-- start Given data --

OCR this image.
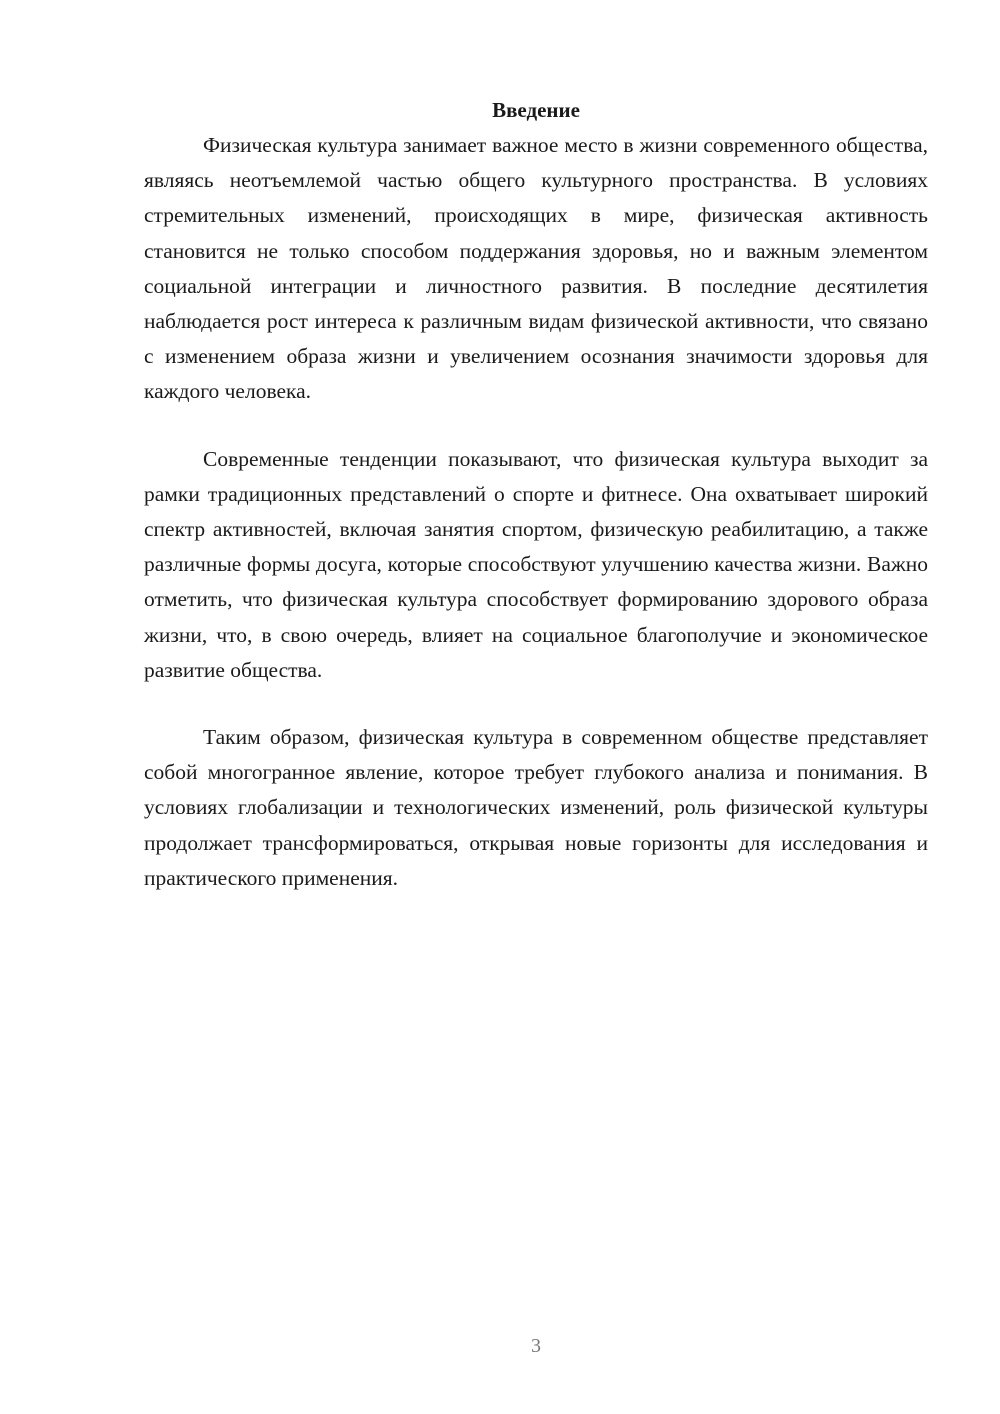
Введение

Физическая культура занимает важное место в жизни современного общества, являясь неотъемлемой частью общего культурного пространства. В условиях стремительных изменений, происходящих в мире, физическая активность становится не только способом поддержания здоровья, но и важным элементом социальной интеграции и личностного развития. В последние десятилетия наблюдается рост интереса к различным видам физической активности, что связано с изменением образа жизни и увеличением осознания значимости здоровья для каждого человека.

Современные тенденции показывают, что физическая культура выходит за рамки традиционных представлений о спорте и фитнесе. Она охватывает широкий спектр активностей, включая занятия спортом, физическую реабилитацию, а также различные формы досуга, которые способствуют улучшению качества жизни. Важно отметить, что физическая культура способствует формированию здорового образа жизни, что, в свою очередь, влияет на социальное благополучие и экономическое развитие общества.

Таким образом, физическая культура в современном обществе представляет собой многогранное явление, которое требует глубокого анализа и понимания. В условиях глобализации и технологических изменений, роль физической культуры продолжает трансформироваться, открывая новые горизонты для исследования и практического применения.

3
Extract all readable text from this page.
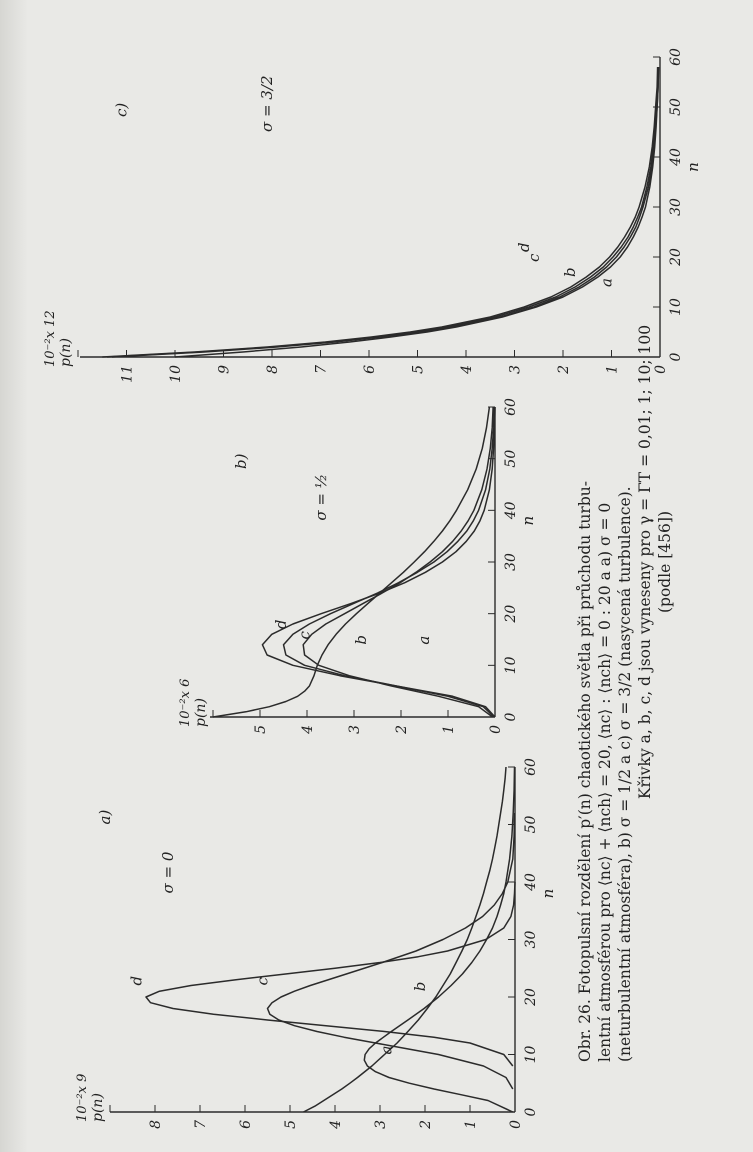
0
10
20
30
40
50
60
0
1
2
3
4
5
6
7
8
10⁻²x 9 p(n)
n
a)
σ = 0
a
b
c
d
0
10
20
30
40
50
60
0
1
2
3
4
5
10⁻²x 6 p(n)
n
b)
σ = ½
a
b
c
d
0
10
20
30
40
50
60
0
1
2
3
4
5
6
7
8
9
10
11
10⁻²x 12 p(n)
n
c)	σ = 3/2
a
b
c
d
Obr. 26. Fotopulsní rozdělení p′(n) chaotického světla při průchodu turbu- lentní atmosférou pro ⟨nc⟩ + ⟨nch⟩ = 20, ⟨nc⟩ : ⟨nch⟩ = 0 : 20 a a) σ = 0 (neturbulentní atmosféra), b) σ = 1/2 a c) σ = 3/2 (nasycená turbulence). Křivky a, b, c, d jsou vyneseny pro γ = ΓT = 0,01; 1; 10; 100 (podle [456])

-- end Given data --

What to do:
In the entries above, count each line with "this"; reply with the total only.

Result of the task:
2